The exercise:
Your task is to copy the listing exactly, with the pictures left out.

Data for this task:
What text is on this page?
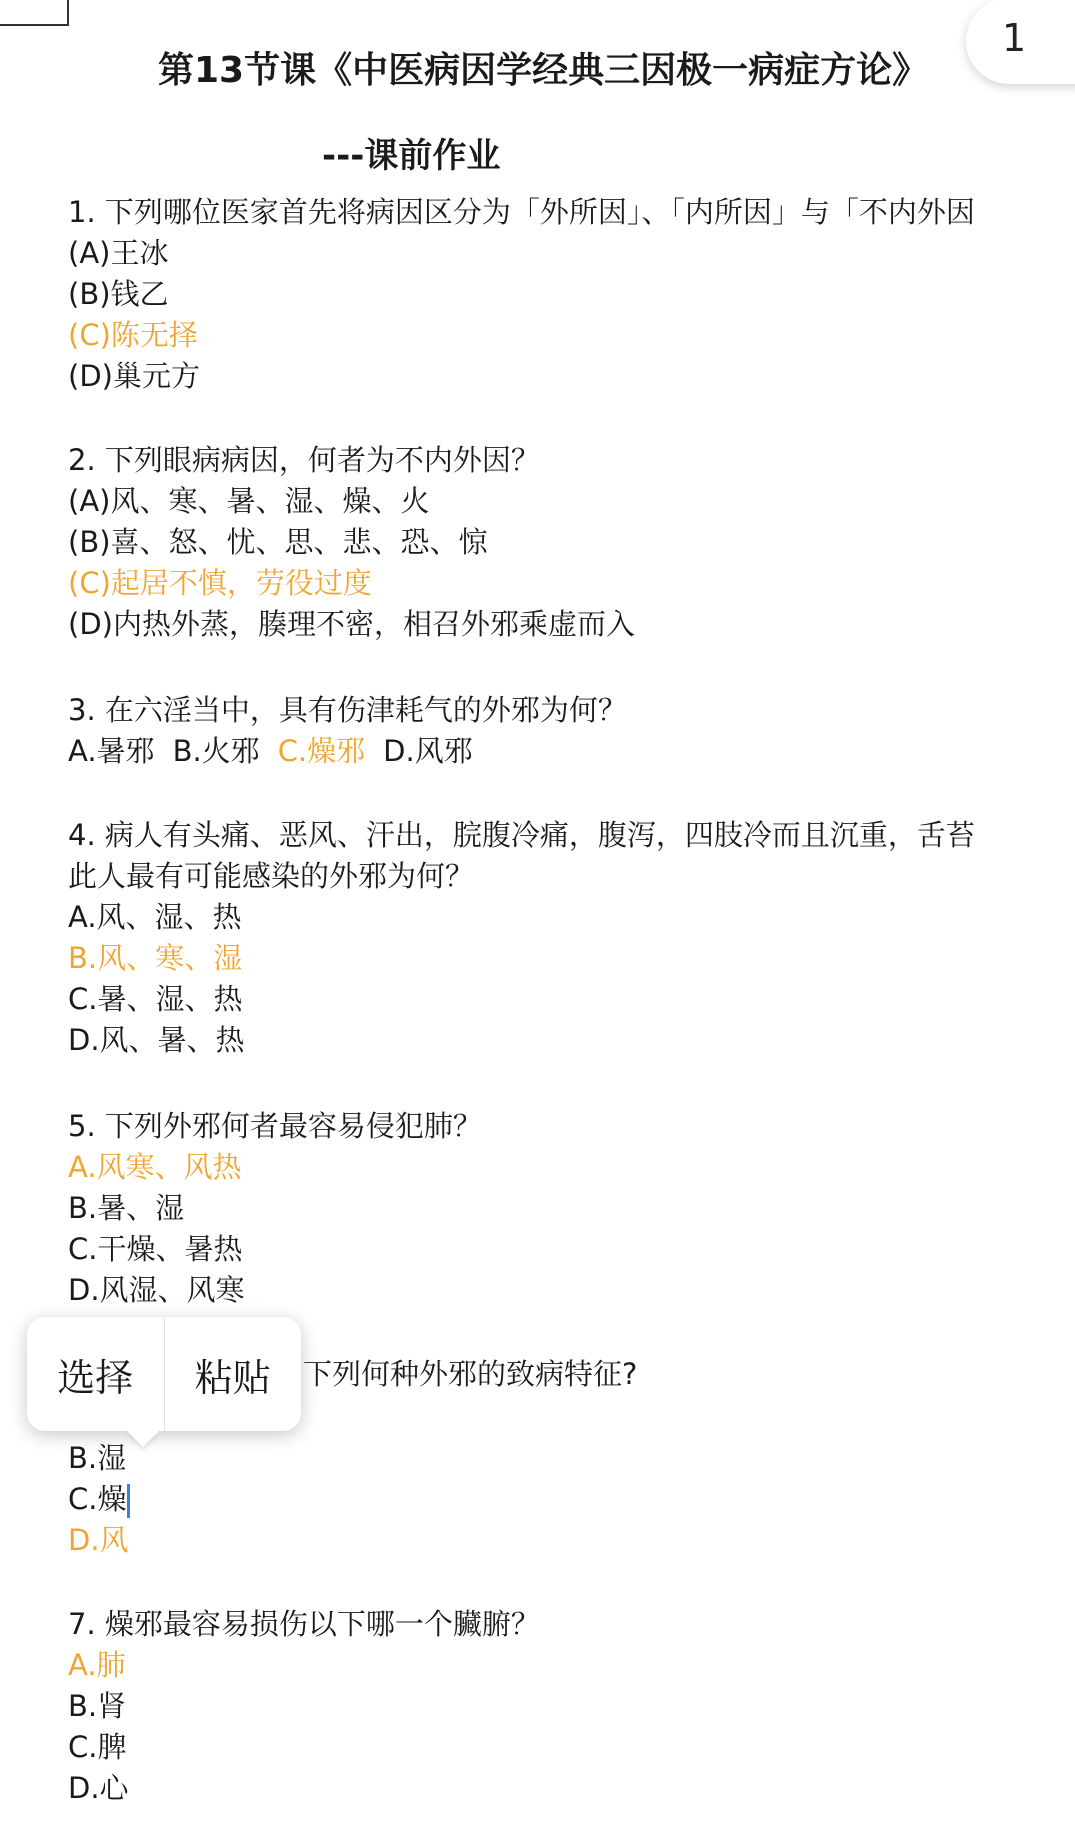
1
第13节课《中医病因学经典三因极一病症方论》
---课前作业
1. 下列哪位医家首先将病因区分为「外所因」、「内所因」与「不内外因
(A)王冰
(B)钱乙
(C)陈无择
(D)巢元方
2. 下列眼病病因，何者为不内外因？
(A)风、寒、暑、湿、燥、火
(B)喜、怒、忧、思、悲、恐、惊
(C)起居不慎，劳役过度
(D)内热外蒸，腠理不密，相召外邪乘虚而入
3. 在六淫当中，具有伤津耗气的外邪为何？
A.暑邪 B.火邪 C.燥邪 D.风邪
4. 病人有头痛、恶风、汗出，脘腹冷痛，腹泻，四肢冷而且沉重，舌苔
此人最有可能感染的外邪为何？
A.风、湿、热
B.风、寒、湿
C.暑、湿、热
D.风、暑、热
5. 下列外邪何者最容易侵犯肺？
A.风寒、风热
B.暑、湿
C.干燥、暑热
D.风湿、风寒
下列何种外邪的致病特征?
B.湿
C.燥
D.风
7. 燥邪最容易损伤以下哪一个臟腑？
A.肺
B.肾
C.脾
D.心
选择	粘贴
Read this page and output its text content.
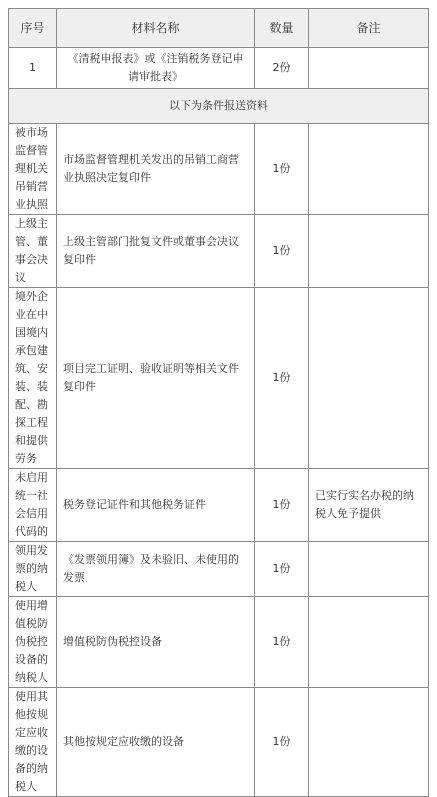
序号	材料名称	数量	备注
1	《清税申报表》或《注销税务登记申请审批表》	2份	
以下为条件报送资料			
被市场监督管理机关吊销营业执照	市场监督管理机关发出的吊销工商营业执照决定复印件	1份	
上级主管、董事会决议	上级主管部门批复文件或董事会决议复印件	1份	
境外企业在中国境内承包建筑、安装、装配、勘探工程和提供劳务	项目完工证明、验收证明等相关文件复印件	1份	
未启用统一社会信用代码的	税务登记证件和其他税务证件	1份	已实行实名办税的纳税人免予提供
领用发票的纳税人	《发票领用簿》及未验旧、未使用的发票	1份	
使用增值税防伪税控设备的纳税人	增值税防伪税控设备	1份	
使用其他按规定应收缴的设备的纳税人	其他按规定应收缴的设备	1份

Complete response:
What text is on this page?
1
第13节课《中医病因学经典三因极一病症方论》
---课前作业
1. 下列哪位医家首先将病因区分为「外所因」、「内所因」与「不内外因
(A)王冰
(B)钱乙
(C)陈无择
(D)巢元方
2. 下列眼病病因，何者为不内外因？
(A)风、寒、暑、湿、燥、火
(B)喜、怒、忧、思、悲、恐、惊
(C)起居不慎，劳役过度
(D)内热外蒸，腠理不密，相召外邪乘虚而入
3. 在六淫当中，具有伤津耗气的外邪为何？
A.暑邪 B.火邪 C.燥邪 D.风邪
4. 病人有头痛、恶风、汗出，脘腹冷痛，腹泻，四肢冷而且沉重，舌苔
此人最有可能感染的外邪为何？
A.风、湿、热
B.风、寒、湿
C.暑、湿、热
D.风、暑、热
5. 下列外邪何者最容易侵犯肺？
A.风寒、风热
B.暑、湿
C.干燥、暑热
D.风湿、风寒
下列何种外邪的致病特征?
B.湿
C.燥
D.风
7. 燥邪最容易损伤以下哪一个臟腑？
A.肺
B.肾
C.脾
D.心
选择	粘贴
Read this page and output its text content.
序号	材料名称	数量	备注
1	《清税申报表》或《注销税务登记申请审批表》	2份	
以下为条件报送资料			
被市场监督管理机关吊销营业执照	市场监督管理机关发出的吊销工商营业执照决定复印件	1份	
上级主管、董事会决议	上级主管部门批复文件或董事会决议复印件	1份	
境外企业在中国境内承包建筑、安装、装配、勘探工程和提供劳务	项目完工证明、验收证明等相关文件复印件	1份	
未启用统一社会信用代码的	税务登记证件和其他税务证件	1份	已实行实名办税的纳税人免予提供
领用发票的纳税人	《发票领用簿》及未验旧、未使用的发票	1份	
使用增值税防伪税控设备的纳税人	增值税防伪税控设备	1份	
使用其他按规定应收缴的设备的纳税人	其他按规定应收缴的设备	1份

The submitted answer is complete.